Read through the records below and copy each line that uses the word "screenshot".
>> start
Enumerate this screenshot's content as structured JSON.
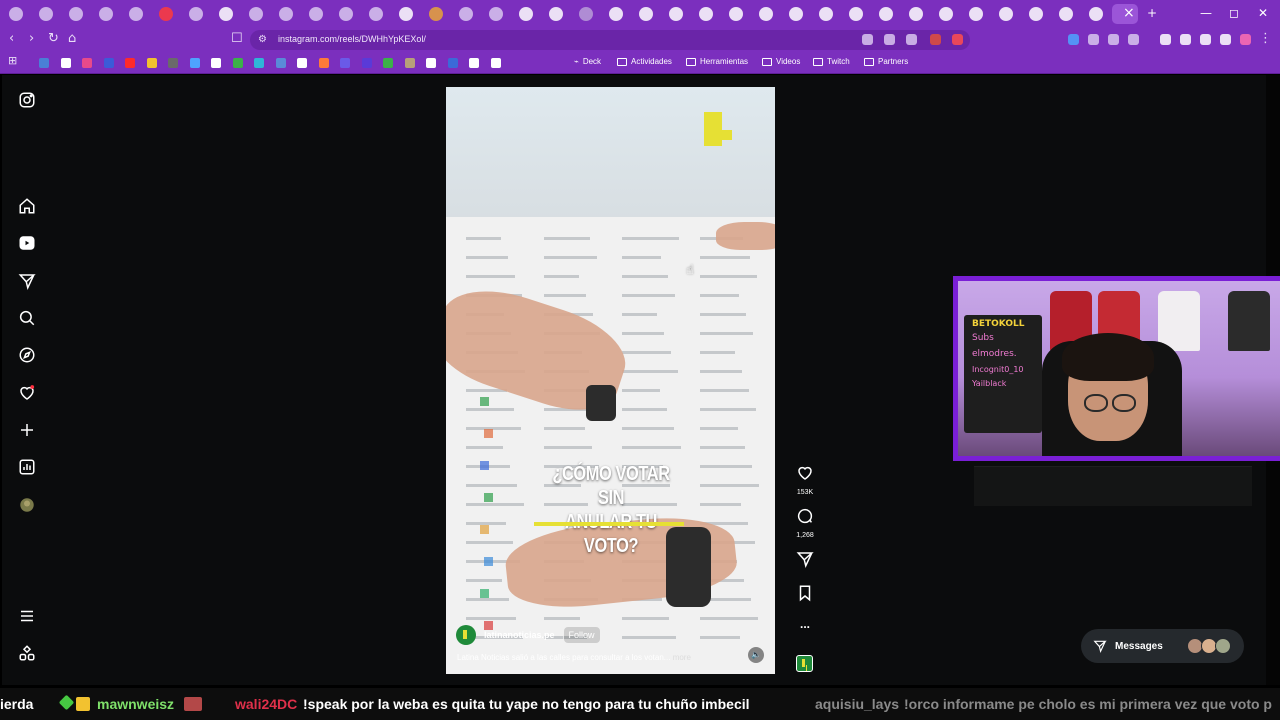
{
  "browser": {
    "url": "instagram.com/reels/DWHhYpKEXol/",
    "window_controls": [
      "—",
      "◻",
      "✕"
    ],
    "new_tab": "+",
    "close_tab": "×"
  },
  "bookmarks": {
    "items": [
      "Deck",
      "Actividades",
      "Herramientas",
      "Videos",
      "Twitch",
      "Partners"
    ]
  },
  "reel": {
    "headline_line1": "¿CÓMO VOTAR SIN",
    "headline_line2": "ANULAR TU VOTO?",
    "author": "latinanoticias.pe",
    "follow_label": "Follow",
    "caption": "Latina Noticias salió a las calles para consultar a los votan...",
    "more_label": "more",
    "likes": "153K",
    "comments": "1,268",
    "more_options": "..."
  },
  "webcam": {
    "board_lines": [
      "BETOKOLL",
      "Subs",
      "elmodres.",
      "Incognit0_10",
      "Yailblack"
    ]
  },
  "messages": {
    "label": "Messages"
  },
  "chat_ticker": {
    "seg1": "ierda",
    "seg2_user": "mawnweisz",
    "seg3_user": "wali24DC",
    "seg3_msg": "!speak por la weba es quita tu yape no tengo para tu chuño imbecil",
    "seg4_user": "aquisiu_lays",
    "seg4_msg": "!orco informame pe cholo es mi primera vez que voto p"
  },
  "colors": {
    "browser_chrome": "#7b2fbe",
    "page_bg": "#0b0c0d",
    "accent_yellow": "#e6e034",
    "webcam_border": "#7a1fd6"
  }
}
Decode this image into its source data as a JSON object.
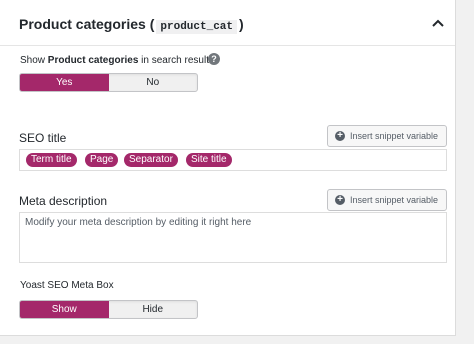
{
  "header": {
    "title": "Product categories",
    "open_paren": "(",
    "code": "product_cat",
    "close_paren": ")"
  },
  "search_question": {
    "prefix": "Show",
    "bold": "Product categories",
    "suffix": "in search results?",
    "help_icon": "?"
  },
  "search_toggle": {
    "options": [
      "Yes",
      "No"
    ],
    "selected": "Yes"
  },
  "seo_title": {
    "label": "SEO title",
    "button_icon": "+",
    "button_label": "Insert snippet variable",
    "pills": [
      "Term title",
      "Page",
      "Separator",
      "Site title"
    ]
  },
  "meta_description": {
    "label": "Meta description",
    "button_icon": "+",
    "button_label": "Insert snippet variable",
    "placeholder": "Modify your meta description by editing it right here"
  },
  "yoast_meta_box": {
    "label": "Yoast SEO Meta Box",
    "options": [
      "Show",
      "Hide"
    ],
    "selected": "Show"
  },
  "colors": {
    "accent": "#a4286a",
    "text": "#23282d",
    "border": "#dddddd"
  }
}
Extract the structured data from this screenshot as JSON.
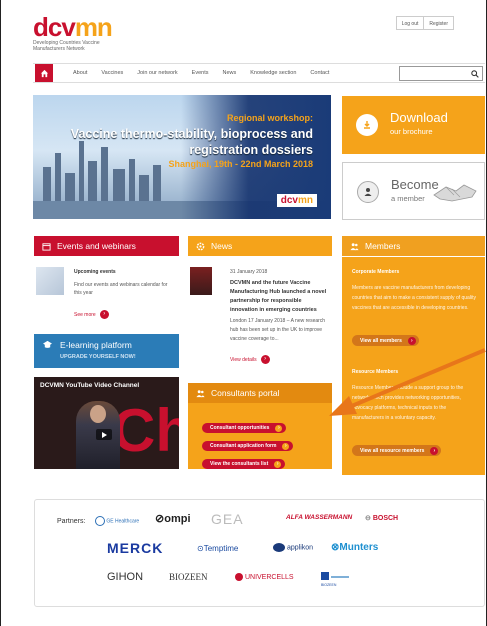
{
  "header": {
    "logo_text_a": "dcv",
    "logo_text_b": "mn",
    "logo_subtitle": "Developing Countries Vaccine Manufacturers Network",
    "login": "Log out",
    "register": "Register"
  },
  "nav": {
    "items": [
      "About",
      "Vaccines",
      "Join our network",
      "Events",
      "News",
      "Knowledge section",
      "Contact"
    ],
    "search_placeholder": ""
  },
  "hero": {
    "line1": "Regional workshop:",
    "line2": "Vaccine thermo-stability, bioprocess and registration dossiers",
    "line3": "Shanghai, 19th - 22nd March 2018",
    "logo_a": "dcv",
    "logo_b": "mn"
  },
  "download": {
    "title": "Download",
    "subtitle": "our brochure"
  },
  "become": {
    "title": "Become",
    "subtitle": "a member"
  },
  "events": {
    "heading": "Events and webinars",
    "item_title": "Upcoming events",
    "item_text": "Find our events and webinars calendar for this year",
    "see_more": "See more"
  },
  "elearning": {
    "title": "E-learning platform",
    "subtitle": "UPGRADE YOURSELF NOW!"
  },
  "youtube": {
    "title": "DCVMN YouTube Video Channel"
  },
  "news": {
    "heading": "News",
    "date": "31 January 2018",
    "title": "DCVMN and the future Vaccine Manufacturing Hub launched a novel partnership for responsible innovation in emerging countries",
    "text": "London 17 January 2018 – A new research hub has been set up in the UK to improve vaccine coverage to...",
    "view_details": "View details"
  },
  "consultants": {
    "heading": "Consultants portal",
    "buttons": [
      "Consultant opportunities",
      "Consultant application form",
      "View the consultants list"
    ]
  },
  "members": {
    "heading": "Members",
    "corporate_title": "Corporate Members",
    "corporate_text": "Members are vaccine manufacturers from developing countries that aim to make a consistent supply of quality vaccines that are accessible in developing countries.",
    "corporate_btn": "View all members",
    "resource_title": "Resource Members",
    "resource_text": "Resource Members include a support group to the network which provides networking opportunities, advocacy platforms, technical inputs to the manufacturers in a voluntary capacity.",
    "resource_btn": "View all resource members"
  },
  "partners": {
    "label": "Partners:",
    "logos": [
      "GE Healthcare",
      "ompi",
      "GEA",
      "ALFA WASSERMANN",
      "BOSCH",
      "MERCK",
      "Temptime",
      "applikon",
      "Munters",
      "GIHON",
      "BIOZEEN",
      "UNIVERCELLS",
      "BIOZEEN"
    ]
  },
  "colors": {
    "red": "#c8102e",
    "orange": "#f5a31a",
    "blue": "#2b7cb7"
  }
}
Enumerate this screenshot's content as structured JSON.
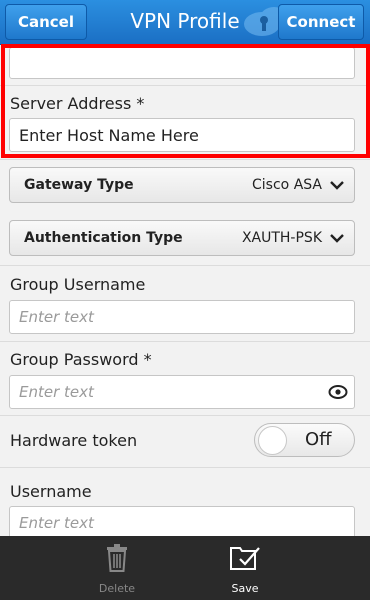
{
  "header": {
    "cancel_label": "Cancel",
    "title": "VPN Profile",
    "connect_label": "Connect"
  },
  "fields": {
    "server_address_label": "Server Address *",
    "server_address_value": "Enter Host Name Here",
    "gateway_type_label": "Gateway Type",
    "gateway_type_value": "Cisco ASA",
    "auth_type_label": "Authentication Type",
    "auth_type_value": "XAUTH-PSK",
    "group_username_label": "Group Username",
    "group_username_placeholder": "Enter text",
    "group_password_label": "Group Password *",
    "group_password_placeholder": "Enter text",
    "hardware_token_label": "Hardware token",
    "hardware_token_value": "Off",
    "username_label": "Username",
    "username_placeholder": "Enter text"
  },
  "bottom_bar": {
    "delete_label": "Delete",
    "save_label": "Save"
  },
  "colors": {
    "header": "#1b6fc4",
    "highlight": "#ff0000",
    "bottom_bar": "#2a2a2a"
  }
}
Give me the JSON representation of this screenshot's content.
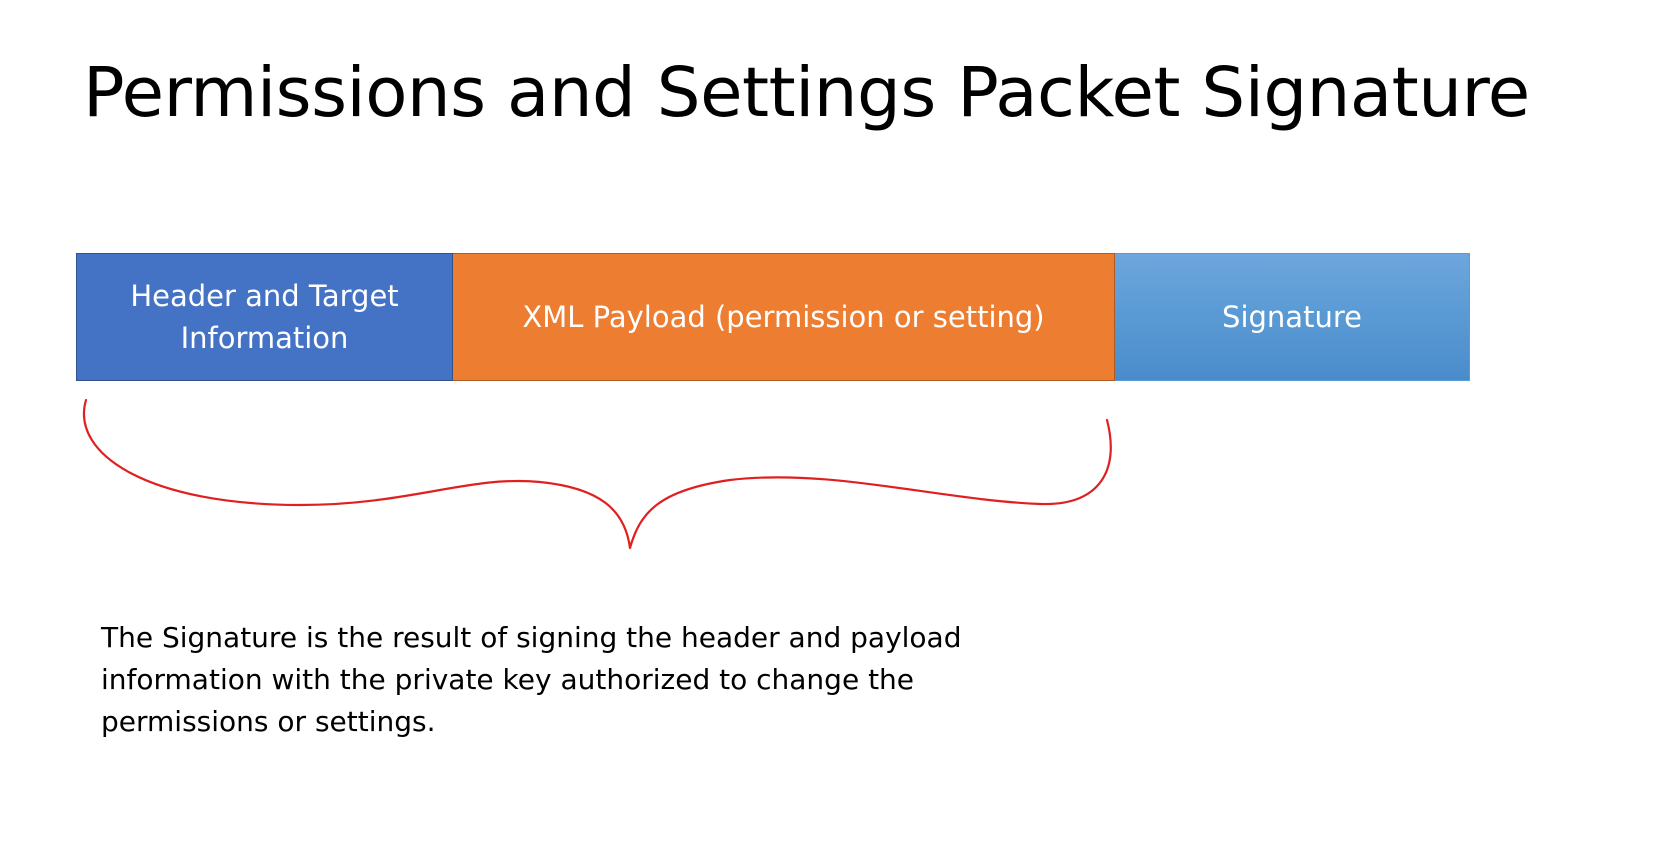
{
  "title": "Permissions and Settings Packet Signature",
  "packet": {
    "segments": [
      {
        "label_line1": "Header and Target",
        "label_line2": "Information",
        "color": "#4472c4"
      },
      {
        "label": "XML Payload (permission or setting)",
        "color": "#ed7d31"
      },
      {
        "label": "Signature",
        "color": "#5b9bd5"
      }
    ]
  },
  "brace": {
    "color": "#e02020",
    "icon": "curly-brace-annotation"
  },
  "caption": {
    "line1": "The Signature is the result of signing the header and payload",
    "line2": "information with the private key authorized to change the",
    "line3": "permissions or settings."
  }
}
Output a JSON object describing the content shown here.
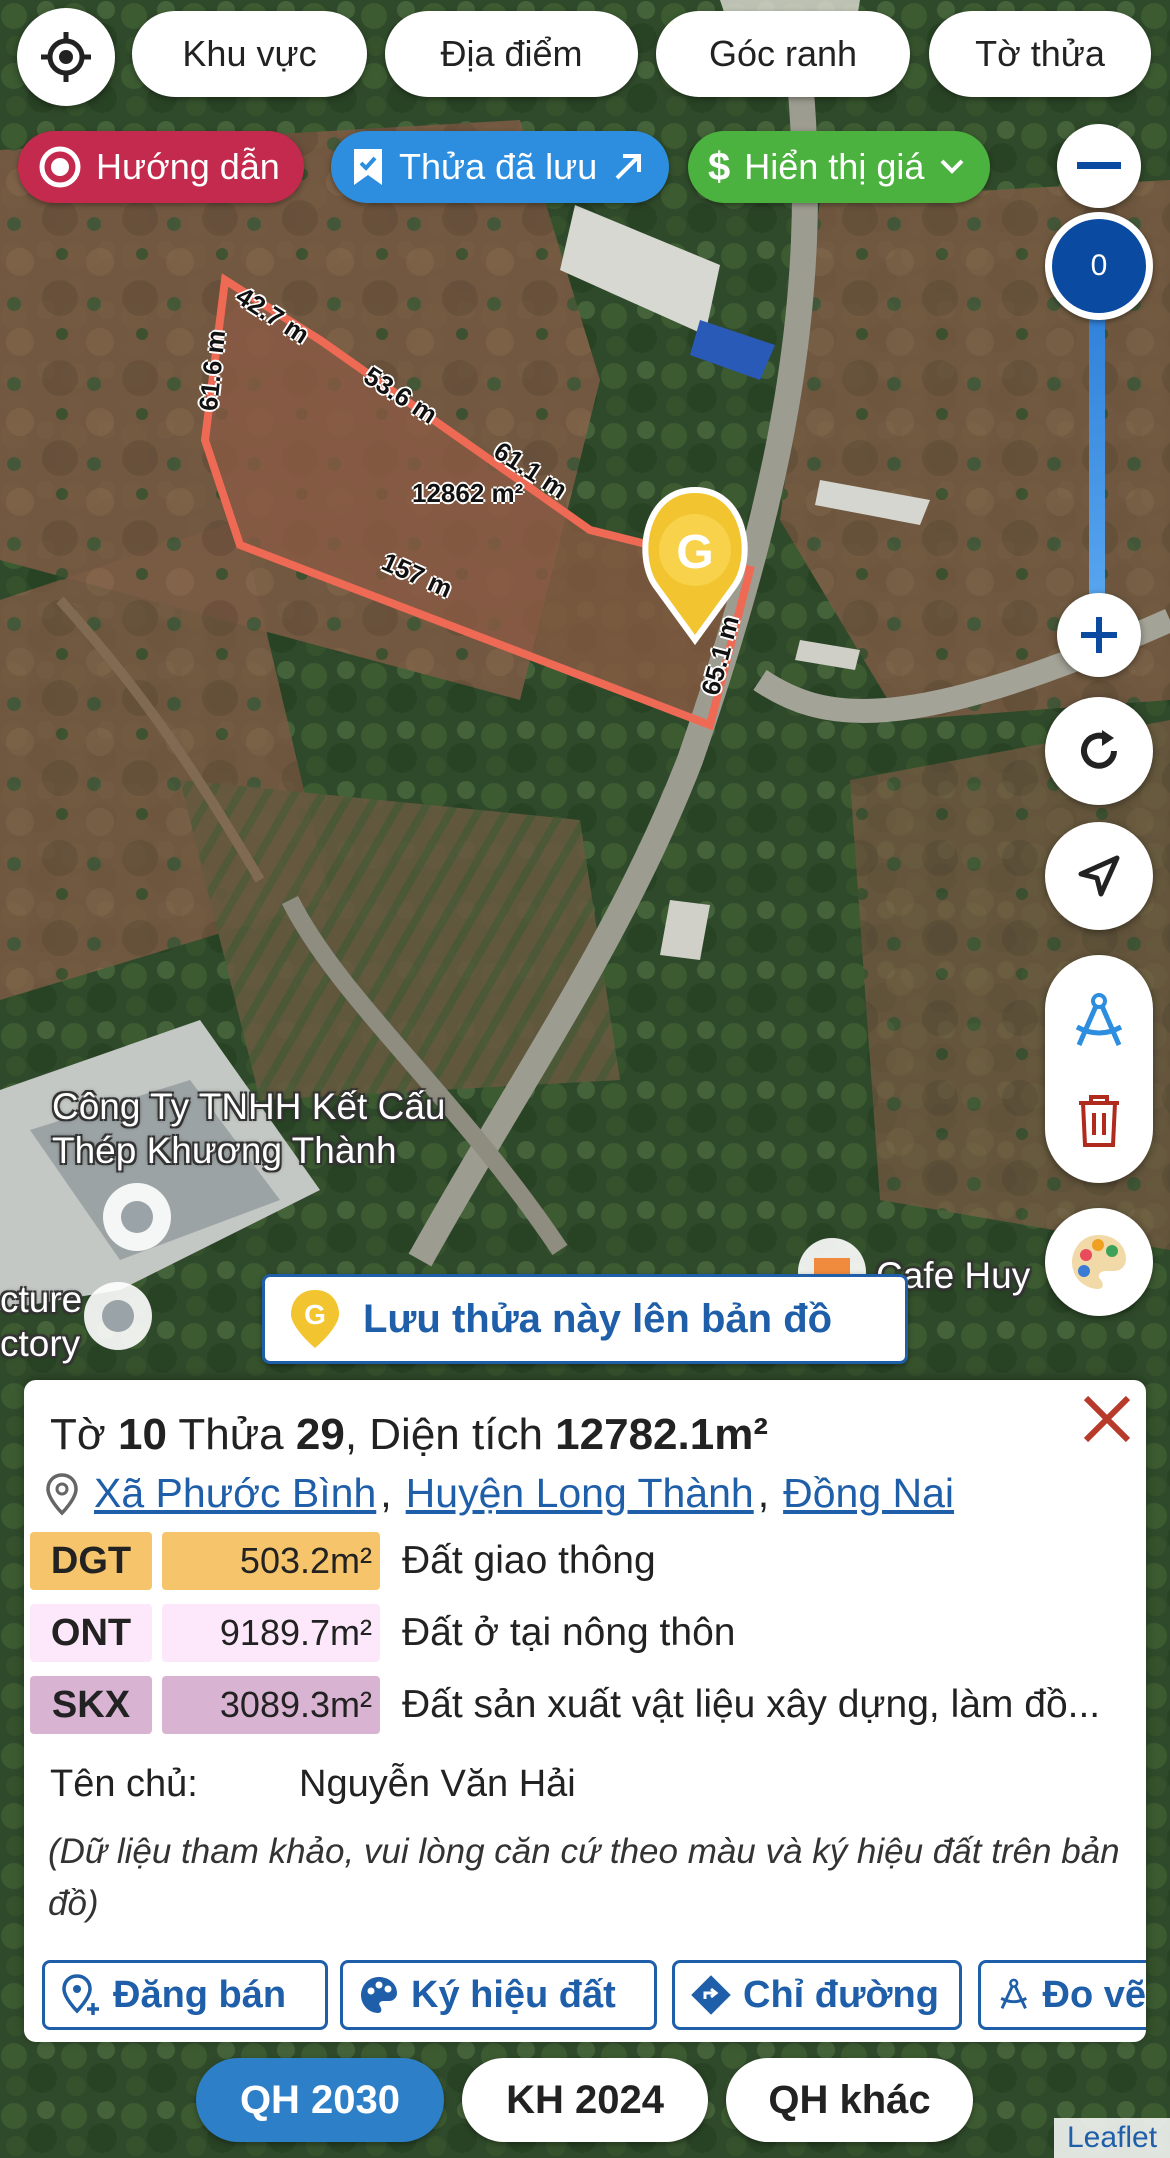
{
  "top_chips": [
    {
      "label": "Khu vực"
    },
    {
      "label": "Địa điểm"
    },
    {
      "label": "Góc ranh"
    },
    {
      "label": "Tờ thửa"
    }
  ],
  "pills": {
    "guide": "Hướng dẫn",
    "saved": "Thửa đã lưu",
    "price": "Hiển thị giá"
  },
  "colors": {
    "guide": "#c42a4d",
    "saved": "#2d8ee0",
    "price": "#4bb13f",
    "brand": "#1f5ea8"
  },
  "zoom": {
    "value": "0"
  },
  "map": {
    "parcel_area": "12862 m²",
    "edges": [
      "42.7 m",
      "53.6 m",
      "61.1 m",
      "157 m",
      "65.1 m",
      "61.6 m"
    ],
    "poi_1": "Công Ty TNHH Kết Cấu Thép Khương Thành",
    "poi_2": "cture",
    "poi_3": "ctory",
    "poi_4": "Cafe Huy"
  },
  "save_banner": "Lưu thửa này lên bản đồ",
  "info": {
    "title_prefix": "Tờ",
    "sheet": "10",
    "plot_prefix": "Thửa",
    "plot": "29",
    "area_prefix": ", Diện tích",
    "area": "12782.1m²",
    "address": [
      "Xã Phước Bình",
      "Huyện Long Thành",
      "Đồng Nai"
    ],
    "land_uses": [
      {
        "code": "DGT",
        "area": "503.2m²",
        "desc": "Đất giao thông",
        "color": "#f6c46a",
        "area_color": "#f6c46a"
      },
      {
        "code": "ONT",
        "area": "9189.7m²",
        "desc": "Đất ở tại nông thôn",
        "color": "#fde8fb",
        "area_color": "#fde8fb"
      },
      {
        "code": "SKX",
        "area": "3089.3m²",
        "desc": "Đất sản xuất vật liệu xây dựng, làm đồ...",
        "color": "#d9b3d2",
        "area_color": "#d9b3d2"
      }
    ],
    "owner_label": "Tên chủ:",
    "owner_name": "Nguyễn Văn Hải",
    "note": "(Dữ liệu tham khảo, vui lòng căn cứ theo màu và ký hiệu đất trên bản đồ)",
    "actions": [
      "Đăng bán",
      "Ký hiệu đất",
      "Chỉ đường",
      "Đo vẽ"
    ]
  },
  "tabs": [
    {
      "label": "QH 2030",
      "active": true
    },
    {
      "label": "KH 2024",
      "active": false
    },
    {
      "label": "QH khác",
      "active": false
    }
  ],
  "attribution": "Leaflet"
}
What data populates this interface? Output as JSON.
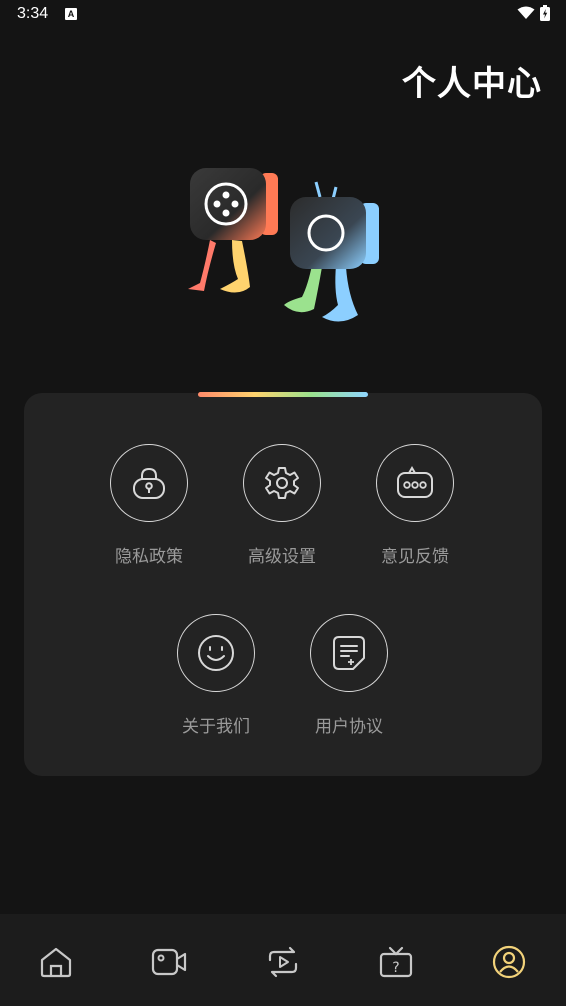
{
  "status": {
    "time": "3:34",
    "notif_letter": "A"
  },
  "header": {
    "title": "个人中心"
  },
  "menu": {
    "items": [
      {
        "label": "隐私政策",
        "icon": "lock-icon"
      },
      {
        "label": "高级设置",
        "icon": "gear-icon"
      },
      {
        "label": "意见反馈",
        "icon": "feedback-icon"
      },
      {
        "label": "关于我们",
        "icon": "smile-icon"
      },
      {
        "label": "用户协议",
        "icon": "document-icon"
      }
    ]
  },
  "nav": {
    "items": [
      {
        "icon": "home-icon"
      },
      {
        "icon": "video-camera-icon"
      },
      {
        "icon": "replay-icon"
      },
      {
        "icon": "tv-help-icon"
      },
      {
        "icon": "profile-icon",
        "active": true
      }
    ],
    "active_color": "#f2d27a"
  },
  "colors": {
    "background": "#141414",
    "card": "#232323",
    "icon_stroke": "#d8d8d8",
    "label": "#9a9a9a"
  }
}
>> end
### ANSWER FOR THE TASK:
Enumerate this screenshot's content as structured JSON.
Extract the structured data from this screenshot as JSON.
Enumerate this screenshot's content as structured JSON.
Give me the JSON representation of this screenshot's content.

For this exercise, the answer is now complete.